TASK OBJECTIVE. Each line of the listing that contains the word "hexagon" is to be copied.

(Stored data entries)

· · · ·

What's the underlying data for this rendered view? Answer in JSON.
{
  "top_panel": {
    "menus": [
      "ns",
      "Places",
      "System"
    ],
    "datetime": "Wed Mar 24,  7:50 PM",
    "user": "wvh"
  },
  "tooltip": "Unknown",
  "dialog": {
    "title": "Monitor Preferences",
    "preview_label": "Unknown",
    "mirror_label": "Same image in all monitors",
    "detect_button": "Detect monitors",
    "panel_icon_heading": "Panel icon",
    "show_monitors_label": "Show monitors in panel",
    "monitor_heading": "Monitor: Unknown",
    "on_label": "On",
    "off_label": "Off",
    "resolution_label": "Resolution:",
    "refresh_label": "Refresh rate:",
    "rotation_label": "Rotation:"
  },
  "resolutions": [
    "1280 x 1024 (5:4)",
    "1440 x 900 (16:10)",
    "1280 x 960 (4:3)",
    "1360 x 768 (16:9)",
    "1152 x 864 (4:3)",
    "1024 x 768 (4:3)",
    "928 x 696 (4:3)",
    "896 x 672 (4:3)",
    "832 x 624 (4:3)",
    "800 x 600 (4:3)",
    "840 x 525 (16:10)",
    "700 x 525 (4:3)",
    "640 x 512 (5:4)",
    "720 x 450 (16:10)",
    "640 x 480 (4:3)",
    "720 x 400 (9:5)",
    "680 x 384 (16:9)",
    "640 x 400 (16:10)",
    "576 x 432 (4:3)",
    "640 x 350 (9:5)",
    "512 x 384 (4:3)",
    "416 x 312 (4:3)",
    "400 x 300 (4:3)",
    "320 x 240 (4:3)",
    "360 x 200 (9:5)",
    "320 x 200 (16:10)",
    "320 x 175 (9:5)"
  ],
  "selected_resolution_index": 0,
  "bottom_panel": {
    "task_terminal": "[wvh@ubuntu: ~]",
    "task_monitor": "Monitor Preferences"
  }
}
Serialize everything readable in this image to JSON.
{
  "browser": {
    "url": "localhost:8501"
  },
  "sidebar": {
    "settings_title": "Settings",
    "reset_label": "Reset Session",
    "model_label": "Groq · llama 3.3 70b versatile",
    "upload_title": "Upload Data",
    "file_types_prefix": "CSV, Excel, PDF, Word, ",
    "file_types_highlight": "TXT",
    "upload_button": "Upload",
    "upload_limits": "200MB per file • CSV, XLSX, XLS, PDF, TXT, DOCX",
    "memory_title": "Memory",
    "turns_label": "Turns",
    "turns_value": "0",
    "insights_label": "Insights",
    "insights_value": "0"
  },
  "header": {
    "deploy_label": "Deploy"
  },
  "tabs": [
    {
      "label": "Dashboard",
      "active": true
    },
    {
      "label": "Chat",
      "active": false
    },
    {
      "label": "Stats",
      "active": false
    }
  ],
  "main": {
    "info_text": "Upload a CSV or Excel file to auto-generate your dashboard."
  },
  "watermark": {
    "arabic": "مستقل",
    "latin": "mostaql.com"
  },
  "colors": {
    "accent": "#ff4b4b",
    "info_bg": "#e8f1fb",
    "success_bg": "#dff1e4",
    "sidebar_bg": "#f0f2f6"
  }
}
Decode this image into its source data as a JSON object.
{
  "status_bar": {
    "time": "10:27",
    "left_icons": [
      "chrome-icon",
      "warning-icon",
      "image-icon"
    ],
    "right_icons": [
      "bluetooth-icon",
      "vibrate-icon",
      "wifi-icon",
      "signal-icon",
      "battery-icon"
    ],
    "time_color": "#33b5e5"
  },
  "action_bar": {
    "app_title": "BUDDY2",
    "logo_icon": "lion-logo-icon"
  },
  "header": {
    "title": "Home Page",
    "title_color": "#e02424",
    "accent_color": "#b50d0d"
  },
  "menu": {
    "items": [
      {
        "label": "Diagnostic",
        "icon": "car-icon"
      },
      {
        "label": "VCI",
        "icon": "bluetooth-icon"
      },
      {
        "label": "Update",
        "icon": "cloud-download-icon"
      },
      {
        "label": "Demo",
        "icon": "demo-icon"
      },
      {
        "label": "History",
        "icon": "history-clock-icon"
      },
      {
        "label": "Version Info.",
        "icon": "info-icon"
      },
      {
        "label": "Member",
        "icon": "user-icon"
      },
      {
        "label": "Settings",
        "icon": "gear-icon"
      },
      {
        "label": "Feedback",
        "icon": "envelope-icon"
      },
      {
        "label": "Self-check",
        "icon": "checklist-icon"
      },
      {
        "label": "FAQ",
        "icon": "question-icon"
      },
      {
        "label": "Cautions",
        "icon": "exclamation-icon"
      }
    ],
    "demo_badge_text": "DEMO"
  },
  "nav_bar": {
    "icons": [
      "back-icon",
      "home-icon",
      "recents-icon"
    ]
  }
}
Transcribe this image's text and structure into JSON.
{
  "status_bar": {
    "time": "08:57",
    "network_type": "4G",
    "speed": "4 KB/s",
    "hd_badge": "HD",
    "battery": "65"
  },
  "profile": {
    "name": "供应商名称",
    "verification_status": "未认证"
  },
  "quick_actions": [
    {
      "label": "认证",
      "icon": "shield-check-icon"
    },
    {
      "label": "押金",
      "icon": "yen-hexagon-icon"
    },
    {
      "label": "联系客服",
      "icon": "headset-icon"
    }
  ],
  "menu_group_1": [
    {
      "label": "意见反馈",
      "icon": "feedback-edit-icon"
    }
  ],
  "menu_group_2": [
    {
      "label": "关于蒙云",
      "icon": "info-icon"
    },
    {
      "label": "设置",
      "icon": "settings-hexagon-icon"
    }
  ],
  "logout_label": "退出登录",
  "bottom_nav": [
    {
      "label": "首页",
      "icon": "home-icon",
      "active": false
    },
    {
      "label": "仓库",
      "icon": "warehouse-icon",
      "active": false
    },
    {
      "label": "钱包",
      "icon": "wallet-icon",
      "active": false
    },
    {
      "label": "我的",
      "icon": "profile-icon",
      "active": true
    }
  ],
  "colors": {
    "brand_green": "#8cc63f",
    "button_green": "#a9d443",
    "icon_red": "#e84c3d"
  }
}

· · · ·

THE RESULT.
      "icon": "yen-hexagon-icon"
      "icon": "settings-hexagon-icon"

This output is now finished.